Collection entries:
■ ■ ■ ■

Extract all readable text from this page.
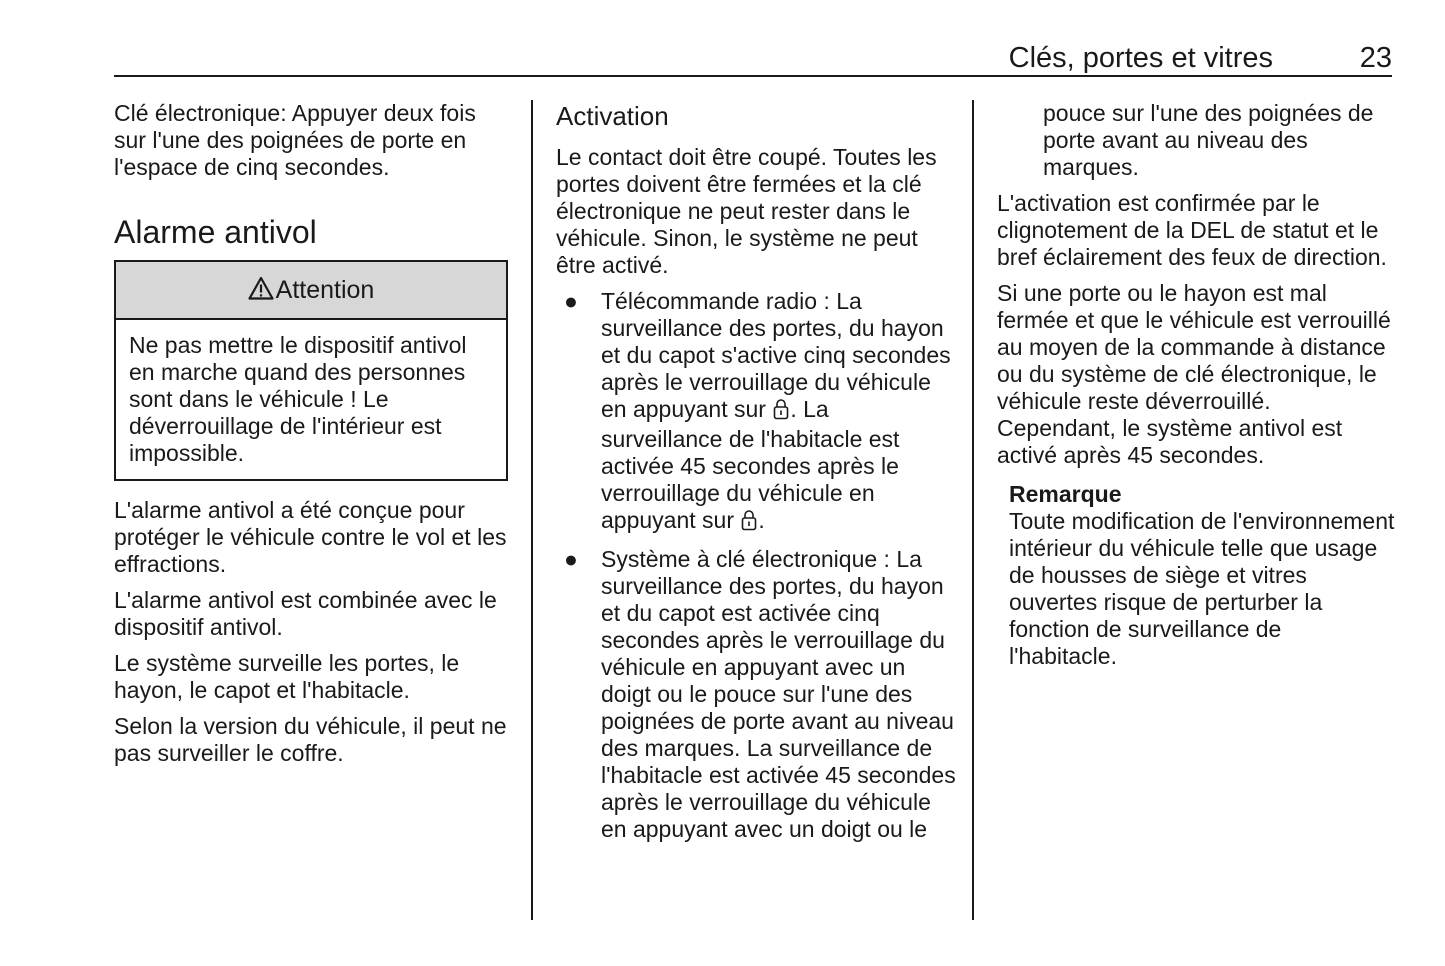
Clés, portes et vitres	23

Clé électronique: Appuyer deux fois sur l'une des poignées de porte en l'espace de cinq secondes.

Alarme antivol
Attention
Ne pas mettre le dispositif antivol en marche quand des personnes sont dans le véhicule ! Le déverrouillage de l'intérieur est impossible.

L'alarme antivol a été conçue pour protéger le véhicule contre le vol et les effractions.

L'alarme antivol est combinée avec le dispositif antivol.

Le système surveille les portes, le hayon, le capot et l'habitacle.

Selon la version du véhicule, il peut ne pas surveiller le coffre.

Activation

Le contact doit être coupé. Toutes les portes doivent être fermées et la clé électronique ne peut rester dans le véhicule. Sinon, le système ne peut être activé.

● Télécommande radio : La surveillance des portes, du hayon et du capot s'active cinq secondes après le verrouillage du véhicule en appuyant sur . La surveillance de l'habitacle est activée 45 secondes après le verrouillage du véhicule en appuyant sur .
● Système à clé électronique : La surveillance des portes, du hayon et du capot est activée cinq secondes après le verrouillage du véhicule en appuyant avec un doigt ou le pouce sur l'une des poignées de porte avant au niveau des marques. La surveillance de l'habitacle est activée 45 secondes après le verrouillage du véhicule en appuyant avec un doigt ou le
pouce sur l'une des poignées de porte avant au niveau des marques.

L'activation est confirmée par le clignotement de la DEL de statut et le bref éclairement des feux de direction.

Si une porte ou le hayon est mal fermée et que le véhicule est verrouillé au moyen de la commande à distance ou du système de clé électronique, le véhicule reste déverrouillé. Cependant, le système antivol est activé après 45 secondes.

Remarque

Toute modification de l'environnement intérieur du véhicule telle que usage de housses de siège et vitres ouvertes risque de perturber la fonction de surveillance de l'habitacle.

■ ■ ■ ■

Your job is to transcribe the entries above exactly; skip the pictures.

Extract all readable text from this page.
Clés, portes et vitres	23

Clé électronique: Appuyer deux fois sur l'une des poignées de porte en l'espace de cinq secondes.

Alarme antivol
Attention
Ne pas mettre le dispositif antivol en marche quand des personnes sont dans le véhicule ! Le déverrouillage de l'intérieur est impossible.

L'alarme antivol a été conçue pour protéger le véhicule contre le vol et les effractions.

L'alarme antivol est combinée avec le dispositif antivol.

Le système surveille les portes, le hayon, le capot et l'habitacle.

Selon la version du véhicule, il peut ne pas surveiller le coffre.

Activation

Le contact doit être coupé. Toutes les portes doivent être fermées et la clé électronique ne peut rester dans le véhicule. Sinon, le système ne peut être activé.

● Télécommande radio : La surveillance des portes, du hayon et du capot s'active cinq secondes après le verrouillage du véhicule en appuyant sur . La surveillance de l'habitacle est activée 45 secondes après le verrouillage du véhicule en appuyant sur .
● Système à clé électronique : La surveillance des portes, du hayon et du capot est activée cinq secondes après le verrouillage du véhicule en appuyant avec un doigt ou le pouce sur l'une des poignées de porte avant au niveau des marques. La surveillance de l'habitacle est activée 45 secondes après le verrouillage du véhicule en appuyant avec un doigt ou le
pouce sur l'une des poignées de porte avant au niveau des marques.

L'activation est confirmée par le clignotement de la DEL de statut et le bref éclairement des feux de direction.

Si une porte ou le hayon est mal fermée et que le véhicule est verrouillé au moyen de la commande à distance ou du système de clé électronique, le véhicule reste déverrouillé. Cependant, le système antivol est activé après 45 secondes.

Remarque

Toute modification de l'environnement intérieur du véhicule telle que usage de housses de siège et vitres ouvertes risque de perturber la fonction de surveillance de l'habitacle.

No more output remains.